WORK TO DO :: Repeat the material exactly as it appears.

Excerpt from a dataset

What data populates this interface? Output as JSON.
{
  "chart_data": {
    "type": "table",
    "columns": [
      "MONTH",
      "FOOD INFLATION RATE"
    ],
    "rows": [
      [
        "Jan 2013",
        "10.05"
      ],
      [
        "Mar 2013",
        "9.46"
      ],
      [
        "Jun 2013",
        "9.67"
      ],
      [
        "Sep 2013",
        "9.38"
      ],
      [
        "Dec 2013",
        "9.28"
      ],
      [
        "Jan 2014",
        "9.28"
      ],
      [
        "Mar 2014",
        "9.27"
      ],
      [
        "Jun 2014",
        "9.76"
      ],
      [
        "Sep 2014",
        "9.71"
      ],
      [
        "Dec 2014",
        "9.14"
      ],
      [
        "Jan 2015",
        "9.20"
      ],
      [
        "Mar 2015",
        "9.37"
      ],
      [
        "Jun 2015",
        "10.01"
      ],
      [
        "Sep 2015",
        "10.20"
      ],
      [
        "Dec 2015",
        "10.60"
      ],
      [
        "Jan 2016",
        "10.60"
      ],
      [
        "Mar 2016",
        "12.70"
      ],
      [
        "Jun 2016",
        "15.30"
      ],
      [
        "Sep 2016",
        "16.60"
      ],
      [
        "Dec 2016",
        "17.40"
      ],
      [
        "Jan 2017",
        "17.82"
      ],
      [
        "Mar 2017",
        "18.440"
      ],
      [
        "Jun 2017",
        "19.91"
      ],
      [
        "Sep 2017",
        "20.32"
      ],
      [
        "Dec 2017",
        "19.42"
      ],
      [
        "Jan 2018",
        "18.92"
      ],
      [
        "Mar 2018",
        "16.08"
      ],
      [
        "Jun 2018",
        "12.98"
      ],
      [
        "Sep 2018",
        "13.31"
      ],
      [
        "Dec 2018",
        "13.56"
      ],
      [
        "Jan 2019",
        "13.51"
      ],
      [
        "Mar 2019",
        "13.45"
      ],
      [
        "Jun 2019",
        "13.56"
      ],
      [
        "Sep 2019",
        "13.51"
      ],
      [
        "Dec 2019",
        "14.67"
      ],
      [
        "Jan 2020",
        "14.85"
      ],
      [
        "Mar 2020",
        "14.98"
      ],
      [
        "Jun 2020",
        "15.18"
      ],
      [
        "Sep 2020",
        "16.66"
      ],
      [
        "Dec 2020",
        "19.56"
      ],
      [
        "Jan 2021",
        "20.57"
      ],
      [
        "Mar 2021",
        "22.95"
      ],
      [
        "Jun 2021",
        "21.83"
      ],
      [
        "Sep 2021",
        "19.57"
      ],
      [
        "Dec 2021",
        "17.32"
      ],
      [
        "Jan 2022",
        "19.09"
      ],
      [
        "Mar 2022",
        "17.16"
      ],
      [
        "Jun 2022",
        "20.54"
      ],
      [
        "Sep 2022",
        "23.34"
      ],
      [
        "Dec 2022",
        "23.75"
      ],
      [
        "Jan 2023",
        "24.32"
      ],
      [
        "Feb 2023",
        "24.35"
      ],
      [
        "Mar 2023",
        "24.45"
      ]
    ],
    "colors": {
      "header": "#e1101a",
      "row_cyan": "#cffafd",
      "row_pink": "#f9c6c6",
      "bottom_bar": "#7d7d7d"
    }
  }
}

ANSWER TO THIS PROBLEM ::
What data populates this interface? Output as JSON.
{
  "chart_data": {
    "type": "table",
    "columns": [
      "MONTH",
      "FOOD INFLATION RATE"
    ],
    "rows": [
      [
        "Jan 2013",
        "10.05"
      ],
      [
        "Mar 2013",
        "9.46"
      ],
      [
        "Jun 2013",
        "9.67"
      ],
      [
        "Sep 2013",
        "9.38"
      ],
      [
        "Dec 2013",
        "9.28"
      ],
      [
        "Jan 2014",
        "9.28"
      ],
      [
        "Mar 2014",
        "9.27"
      ],
      [
        "Jun 2014",
        "9.76"
      ],
      [
        "Sep 2014",
        "9.71"
      ],
      [
        "Dec 2014",
        "9.14"
      ],
      [
        "Jan 2015",
        "9.20"
      ],
      [
        "Mar 2015",
        "9.37"
      ],
      [
        "Jun 2015",
        "10.01"
      ],
      [
        "Sep 2015",
        "10.20"
      ],
      [
        "Dec 2015",
        "10.60"
      ],
      [
        "Jan 2016",
        "10.60"
      ],
      [
        "Mar 2016",
        "12.70"
      ],
      [
        "Jun 2016",
        "15.30"
      ],
      [
        "Sep 2016",
        "16.60"
      ],
      [
        "Dec 2016",
        "17.40"
      ],
      [
        "Jan 2017",
        "17.82"
      ],
      [
        "Mar 2017",
        "18.440"
      ],
      [
        "Jun 2017",
        "19.91"
      ],
      [
        "Sep 2017",
        "20.32"
      ],
      [
        "Dec 2017",
        "19.42"
      ],
      [
        "Jan 2018",
        "18.92"
      ],
      [
        "Mar 2018",
        "16.08"
      ],
      [
        "Jun 2018",
        "12.98"
      ],
      [
        "Sep 2018",
        "13.31"
      ],
      [
        "Dec 2018",
        "13.56"
      ],
      [
        "Jan 2019",
        "13.51"
      ],
      [
        "Mar 2019",
        "13.45"
      ],
      [
        "Jun 2019",
        "13.56"
      ],
      [
        "Sep 2019",
        "13.51"
      ],
      [
        "Dec 2019",
        "14.67"
      ],
      [
        "Jan 2020",
        "14.85"
      ],
      [
        "Mar 2020",
        "14.98"
      ],
      [
        "Jun 2020",
        "15.18"
      ],
      [
        "Sep 2020",
        "16.66"
      ],
      [
        "Dec 2020",
        "19.56"
      ],
      [
        "Jan 2021",
        "20.57"
      ],
      [
        "Mar 2021",
        "22.95"
      ],
      [
        "Jun 2021",
        "21.83"
      ],
      [
        "Sep 2021",
        "19.57"
      ],
      [
        "Dec 2021",
        "17.32"
      ],
      [
        "Jan 2022",
        "19.09"
      ],
      [
        "Mar 2022",
        "17.16"
      ],
      [
        "Jun 2022",
        "20.54"
      ],
      [
        "Sep 2022",
        "23.34"
      ],
      [
        "Dec 2022",
        "23.75"
      ],
      [
        "Jan 2023",
        "24.32"
      ],
      [
        "Feb 2023",
        "24.35"
      ],
      [
        "Mar 2023",
        "24.45"
      ]
    ],
    "colors": {
      "header": "#e1101a",
      "row_cyan": "#cffafd",
      "row_pink": "#f9c6c6",
      "bottom_bar": "#7d7d7d"
    }
  }
}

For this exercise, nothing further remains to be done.